— INSTRUCTIONS TO FOLLOW —
Check every line of the entries for "What", and copy the lines that hold it.

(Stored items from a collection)

>>>

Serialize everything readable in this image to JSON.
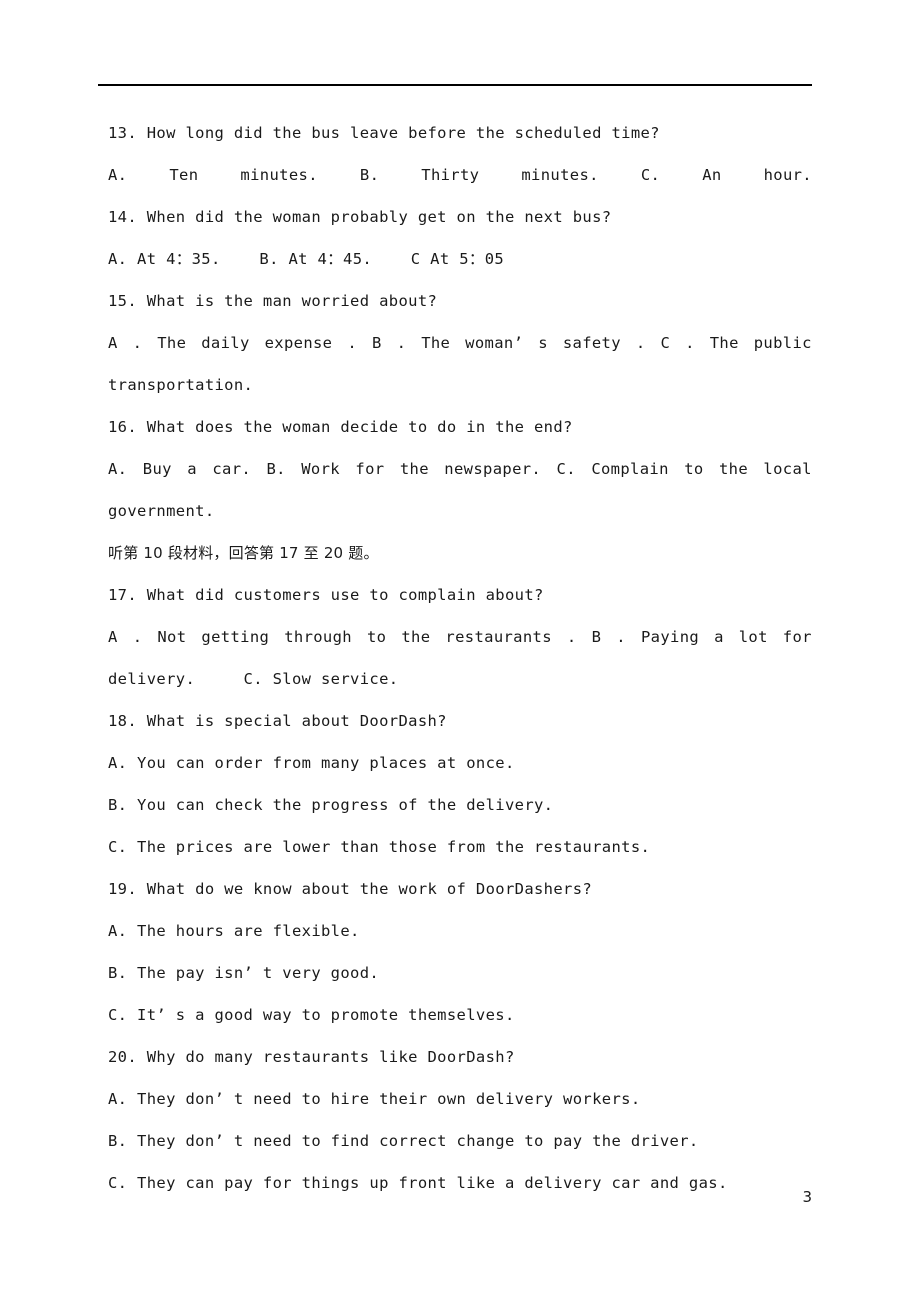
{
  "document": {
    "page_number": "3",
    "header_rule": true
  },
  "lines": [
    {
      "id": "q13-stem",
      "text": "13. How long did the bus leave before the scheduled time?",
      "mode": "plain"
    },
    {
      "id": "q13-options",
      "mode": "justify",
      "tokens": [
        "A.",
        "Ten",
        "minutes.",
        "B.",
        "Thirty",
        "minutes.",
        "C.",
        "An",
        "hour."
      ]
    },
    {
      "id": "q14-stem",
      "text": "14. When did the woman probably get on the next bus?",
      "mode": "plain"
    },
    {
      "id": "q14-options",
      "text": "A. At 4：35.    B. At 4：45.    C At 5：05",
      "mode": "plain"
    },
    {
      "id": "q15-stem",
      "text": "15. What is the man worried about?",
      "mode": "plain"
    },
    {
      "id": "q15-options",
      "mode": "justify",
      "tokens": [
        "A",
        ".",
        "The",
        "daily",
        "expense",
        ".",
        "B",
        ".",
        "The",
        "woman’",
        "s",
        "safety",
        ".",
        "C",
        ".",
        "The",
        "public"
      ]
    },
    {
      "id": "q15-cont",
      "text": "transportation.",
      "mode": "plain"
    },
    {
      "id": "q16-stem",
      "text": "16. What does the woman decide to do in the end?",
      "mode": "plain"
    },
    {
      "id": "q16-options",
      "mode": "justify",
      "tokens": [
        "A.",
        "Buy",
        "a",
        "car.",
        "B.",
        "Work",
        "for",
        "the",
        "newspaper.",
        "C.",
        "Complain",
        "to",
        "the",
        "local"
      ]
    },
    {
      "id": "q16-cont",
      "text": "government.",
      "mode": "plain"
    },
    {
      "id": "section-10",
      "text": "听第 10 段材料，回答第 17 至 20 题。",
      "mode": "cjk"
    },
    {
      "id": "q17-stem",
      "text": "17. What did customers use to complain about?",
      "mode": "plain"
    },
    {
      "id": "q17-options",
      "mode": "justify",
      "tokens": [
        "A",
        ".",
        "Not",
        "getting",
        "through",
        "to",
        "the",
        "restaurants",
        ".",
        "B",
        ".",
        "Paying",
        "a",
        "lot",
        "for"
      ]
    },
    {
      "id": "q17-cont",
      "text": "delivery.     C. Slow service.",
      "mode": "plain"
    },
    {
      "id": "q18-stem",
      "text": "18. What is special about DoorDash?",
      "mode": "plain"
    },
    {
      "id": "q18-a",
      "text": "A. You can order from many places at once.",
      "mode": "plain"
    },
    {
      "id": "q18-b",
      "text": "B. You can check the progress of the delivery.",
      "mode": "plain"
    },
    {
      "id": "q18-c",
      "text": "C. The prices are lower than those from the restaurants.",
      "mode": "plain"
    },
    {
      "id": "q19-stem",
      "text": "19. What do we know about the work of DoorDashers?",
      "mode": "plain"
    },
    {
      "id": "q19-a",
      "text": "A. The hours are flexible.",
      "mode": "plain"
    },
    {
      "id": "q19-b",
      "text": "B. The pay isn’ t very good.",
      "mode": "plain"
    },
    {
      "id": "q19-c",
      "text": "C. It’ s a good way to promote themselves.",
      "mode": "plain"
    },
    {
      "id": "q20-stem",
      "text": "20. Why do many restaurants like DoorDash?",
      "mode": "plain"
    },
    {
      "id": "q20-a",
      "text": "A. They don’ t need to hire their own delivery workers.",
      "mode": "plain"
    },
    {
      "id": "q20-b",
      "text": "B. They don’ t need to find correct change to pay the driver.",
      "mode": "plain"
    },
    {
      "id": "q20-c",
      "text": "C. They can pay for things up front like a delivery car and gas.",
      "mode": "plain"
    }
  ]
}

<<<

— THE ANSWER —
      "text": "15. What is the man worried about?",
      "text": "16. What does the woman decide to do in the end?",
      "text": "17. What did customers use to complain about?",
      "text": "18. What is special about DoorDash?",
      "text": "19. What do we know about the work of DoorDashers?",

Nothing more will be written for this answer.